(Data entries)

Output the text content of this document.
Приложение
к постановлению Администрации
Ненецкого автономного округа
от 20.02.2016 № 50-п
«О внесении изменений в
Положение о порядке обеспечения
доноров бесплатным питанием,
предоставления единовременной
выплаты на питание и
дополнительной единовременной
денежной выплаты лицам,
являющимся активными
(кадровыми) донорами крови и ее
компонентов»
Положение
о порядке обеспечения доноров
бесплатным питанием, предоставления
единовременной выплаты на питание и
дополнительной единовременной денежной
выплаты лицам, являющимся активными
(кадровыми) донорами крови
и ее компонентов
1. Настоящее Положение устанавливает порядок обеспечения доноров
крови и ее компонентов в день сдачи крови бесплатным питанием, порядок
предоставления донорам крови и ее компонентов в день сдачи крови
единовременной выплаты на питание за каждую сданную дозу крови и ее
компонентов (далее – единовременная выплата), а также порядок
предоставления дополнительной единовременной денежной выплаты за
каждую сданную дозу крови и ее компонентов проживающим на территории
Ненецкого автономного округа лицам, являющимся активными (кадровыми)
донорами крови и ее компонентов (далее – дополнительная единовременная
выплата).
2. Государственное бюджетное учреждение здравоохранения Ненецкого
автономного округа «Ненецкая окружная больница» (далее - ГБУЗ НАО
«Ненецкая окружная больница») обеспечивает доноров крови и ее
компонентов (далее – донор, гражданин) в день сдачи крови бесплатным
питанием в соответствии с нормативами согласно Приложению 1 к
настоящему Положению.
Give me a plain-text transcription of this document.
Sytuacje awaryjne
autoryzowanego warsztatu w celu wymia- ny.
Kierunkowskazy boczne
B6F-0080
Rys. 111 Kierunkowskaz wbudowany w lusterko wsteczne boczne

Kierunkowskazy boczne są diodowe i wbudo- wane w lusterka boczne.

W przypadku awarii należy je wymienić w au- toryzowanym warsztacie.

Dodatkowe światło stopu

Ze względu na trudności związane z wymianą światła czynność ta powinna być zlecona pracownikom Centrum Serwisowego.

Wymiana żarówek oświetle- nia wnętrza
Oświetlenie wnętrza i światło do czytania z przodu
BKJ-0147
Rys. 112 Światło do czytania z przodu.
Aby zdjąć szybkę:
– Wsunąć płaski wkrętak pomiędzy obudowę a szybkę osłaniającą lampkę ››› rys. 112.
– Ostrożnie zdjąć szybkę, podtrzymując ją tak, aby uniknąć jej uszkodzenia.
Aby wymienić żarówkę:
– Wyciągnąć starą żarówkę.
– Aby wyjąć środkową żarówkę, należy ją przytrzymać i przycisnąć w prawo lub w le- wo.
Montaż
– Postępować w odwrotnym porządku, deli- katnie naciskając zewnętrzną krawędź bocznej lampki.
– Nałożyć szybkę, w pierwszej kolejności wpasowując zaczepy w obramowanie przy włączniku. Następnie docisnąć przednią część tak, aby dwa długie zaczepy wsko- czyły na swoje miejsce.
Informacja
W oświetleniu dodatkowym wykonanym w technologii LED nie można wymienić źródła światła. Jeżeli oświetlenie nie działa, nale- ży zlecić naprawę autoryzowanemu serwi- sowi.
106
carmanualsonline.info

> [AIM] Every entry must be quoted exactly as it appears above.

> [WRITTEN SOLUTION]
Output the text content of this document.
Приложение
к постановлению Администрации
Ненецкого автономного округа
от 20.02.2016 № 50-п
«О внесении изменений в
Положение о порядке обеспечения
доноров бесплатным питанием,
предоставления единовременной
выплаты на питание и
дополнительной единовременной
денежной выплаты лицам,
являющимся активными
(кадровыми) донорами крови и ее
компонентов»
Положение
о порядке обеспечения доноров
бесплатным питанием, предоставления
единовременной выплаты на питание и
дополнительной единовременной денежной
выплаты лицам, являющимся активными
(кадровыми) донорами крови
и ее компонентов
1. Настоящее Положение устанавливает порядок обеспечения доноров
крови и ее компонентов в день сдачи крови бесплатным питанием, порядок
предоставления донорам крови и ее компонентов в день сдачи крови
единовременной выплаты на питание за каждую сданную дозу крови и ее
компонентов (далее – единовременная выплата), а также порядок
предоставления дополнительной единовременной денежной выплаты за
каждую сданную дозу крови и ее компонентов проживающим на территории
Ненецкого автономного округа лицам, являющимся активными (кадровыми)
донорами крови и ее компонентов (далее – дополнительная единовременная
выплата).
2. Государственное бюджетное учреждение здравоохранения Ненецкого
автономного округа «Ненецкая окружная больница» (далее - ГБУЗ НАО
«Ненецкая окружная больница») обеспечивает доноров крови и ее
компонентов (далее – донор, гражданин) в день сдачи крови бесплатным
питанием в соответствии с нормативами согласно Приложению 1 к
настоящему Положению.
Give me a plain-text transcription of this document.
Sytuacje awaryjne
autoryzowanego warsztatu w celu wymia- ny.
Kierunkowskazy boczne
B6F-0080
Rys. 111 Kierunkowskaz wbudowany w lusterko wsteczne boczne

Kierunkowskazy boczne są diodowe i wbudo- wane w lusterka boczne.

W przypadku awarii należy je wymienić w au- toryzowanym warsztacie.

Dodatkowe światło stopu

Ze względu na trudności związane z wymianą światła czynność ta powinna być zlecona pracownikom Centrum Serwisowego.

Wymiana żarówek oświetle- nia wnętrza
Oświetlenie wnętrza i światło do czytania z przodu
BKJ-0147
Rys. 112 Światło do czytania z przodu.
Aby zdjąć szybkę:
– Wsunąć płaski wkrętak pomiędzy obudowę a szybkę osłaniającą lampkę ››› rys. 112.
– Ostrożnie zdjąć szybkę, podtrzymując ją tak, aby uniknąć jej uszkodzenia.
Aby wymienić żarówkę:
– Wyciągnąć starą żarówkę.
– Aby wyjąć środkową żarówkę, należy ją przytrzymać i przycisnąć w prawo lub w le- wo.
Montaż
– Postępować w odwrotnym porządku, deli- katnie naciskając zewnętrzną krawędź bocznej lampki.
– Nałożyć szybkę, w pierwszej kolejności wpasowując zaczepy w obramowanie przy włączniku. Następnie docisnąć przednią część tak, aby dwa długie zaczepy wsko- czyły na swoje miejsce.
Informacja
W oświetleniu dodatkowym wykonanym w technologii LED nie można wymienić źródła światła. Jeżeli oświetlenie nie działa, nale- ży zlecić naprawę autoryzowanemu serwi- sowi.
106
carmanualsonline.info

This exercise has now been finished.